Items from a data source
------------------------

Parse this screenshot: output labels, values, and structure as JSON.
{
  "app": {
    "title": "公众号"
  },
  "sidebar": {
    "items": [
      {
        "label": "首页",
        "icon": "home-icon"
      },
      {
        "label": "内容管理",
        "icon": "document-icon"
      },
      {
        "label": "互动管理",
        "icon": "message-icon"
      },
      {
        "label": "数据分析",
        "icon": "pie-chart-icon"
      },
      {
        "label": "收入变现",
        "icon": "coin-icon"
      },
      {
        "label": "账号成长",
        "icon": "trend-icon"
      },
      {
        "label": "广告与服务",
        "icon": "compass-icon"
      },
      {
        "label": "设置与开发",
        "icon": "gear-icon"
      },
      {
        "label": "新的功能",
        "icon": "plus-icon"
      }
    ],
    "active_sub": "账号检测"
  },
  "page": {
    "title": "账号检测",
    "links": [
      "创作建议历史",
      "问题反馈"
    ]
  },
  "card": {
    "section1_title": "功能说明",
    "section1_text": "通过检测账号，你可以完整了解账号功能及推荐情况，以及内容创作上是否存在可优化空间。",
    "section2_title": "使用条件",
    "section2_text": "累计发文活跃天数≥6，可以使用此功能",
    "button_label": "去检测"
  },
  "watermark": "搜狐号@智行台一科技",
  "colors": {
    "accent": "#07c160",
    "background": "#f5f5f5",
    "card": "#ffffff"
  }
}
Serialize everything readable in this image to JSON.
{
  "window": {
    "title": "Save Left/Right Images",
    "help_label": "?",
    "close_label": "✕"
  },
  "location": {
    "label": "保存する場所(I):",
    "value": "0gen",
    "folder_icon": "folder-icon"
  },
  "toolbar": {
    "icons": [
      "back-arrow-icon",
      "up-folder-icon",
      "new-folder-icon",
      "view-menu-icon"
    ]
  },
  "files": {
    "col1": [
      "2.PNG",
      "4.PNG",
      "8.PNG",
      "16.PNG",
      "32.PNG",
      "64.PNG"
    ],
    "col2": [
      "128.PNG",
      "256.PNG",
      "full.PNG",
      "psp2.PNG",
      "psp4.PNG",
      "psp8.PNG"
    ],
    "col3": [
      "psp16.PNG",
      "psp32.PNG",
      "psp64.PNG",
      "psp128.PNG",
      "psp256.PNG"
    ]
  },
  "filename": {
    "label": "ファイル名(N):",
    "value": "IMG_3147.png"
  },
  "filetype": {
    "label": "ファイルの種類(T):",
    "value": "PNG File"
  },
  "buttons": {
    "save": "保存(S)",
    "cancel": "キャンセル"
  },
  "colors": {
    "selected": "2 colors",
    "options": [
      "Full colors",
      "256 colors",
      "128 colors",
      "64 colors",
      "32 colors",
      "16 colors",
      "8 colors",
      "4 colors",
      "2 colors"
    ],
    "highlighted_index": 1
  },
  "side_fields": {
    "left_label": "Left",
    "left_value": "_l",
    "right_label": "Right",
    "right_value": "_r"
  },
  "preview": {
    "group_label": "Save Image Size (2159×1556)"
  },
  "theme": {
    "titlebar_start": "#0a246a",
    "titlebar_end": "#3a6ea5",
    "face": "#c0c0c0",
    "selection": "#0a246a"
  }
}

------------------------

Written task. Reproduce the data, keeping every line exactly the same.

Complete response.
Parse this screenshot: output labels, values, and structure as JSON.
{
  "app": {
    "title": "公众号"
  },
  "sidebar": {
    "items": [
      {
        "label": "首页",
        "icon": "home-icon"
      },
      {
        "label": "内容管理",
        "icon": "document-icon"
      },
      {
        "label": "互动管理",
        "icon": "message-icon"
      },
      {
        "label": "数据分析",
        "icon": "pie-chart-icon"
      },
      {
        "label": "收入变现",
        "icon": "coin-icon"
      },
      {
        "label": "账号成长",
        "icon": "trend-icon"
      },
      {
        "label": "广告与服务",
        "icon": "compass-icon"
      },
      {
        "label": "设置与开发",
        "icon": "gear-icon"
      },
      {
        "label": "新的功能",
        "icon": "plus-icon"
      }
    ],
    "active_sub": "账号检测"
  },
  "page": {
    "title": "账号检测",
    "links": [
      "创作建议历史",
      "问题反馈"
    ]
  },
  "card": {
    "section1_title": "功能说明",
    "section1_text": "通过检测账号，你可以完整了解账号功能及推荐情况，以及内容创作上是否存在可优化空间。",
    "section2_title": "使用条件",
    "section2_text": "累计发文活跃天数≥6，可以使用此功能",
    "button_label": "去检测"
  },
  "watermark": "搜狐号@智行台一科技",
  "colors": {
    "accent": "#07c160",
    "background": "#f5f5f5",
    "card": "#ffffff"
  }
}
Serialize everything readable in this image to JSON.
{
  "window": {
    "title": "Save Left/Right Images",
    "help_label": "?",
    "close_label": "✕"
  },
  "location": {
    "label": "保存する場所(I):",
    "value": "0gen",
    "folder_icon": "folder-icon"
  },
  "toolbar": {
    "icons": [
      "back-arrow-icon",
      "up-folder-icon",
      "new-folder-icon",
      "view-menu-icon"
    ]
  },
  "files": {
    "col1": [
      "2.PNG",
      "4.PNG",
      "8.PNG",
      "16.PNG",
      "32.PNG",
      "64.PNG"
    ],
    "col2": [
      "128.PNG",
      "256.PNG",
      "full.PNG",
      "psp2.PNG",
      "psp4.PNG",
      "psp8.PNG"
    ],
    "col3": [
      "psp16.PNG",
      "psp32.PNG",
      "psp64.PNG",
      "psp128.PNG",
      "psp256.PNG"
    ]
  },
  "filename": {
    "label": "ファイル名(N):",
    "value": "IMG_3147.png"
  },
  "filetype": {
    "label": "ファイルの種類(T):",
    "value": "PNG File"
  },
  "buttons": {
    "save": "保存(S)",
    "cancel": "キャンセル"
  },
  "colors": {
    "selected": "2 colors",
    "options": [
      "Full colors",
      "256 colors",
      "128 colors",
      "64 colors",
      "32 colors",
      "16 colors",
      "8 colors",
      "4 colors",
      "2 colors"
    ],
    "highlighted_index": 1
  },
  "side_fields": {
    "left_label": "Left",
    "left_value": "_l",
    "right_label": "Right",
    "right_value": "_r"
  },
  "preview": {
    "group_label": "Save Image Size (2159×1556)"
  },
  "theme": {
    "titlebar_start": "#0a246a",
    "titlebar_end": "#3a6ea5",
    "face": "#c0c0c0",
    "selection": "#0a246a"
  }
}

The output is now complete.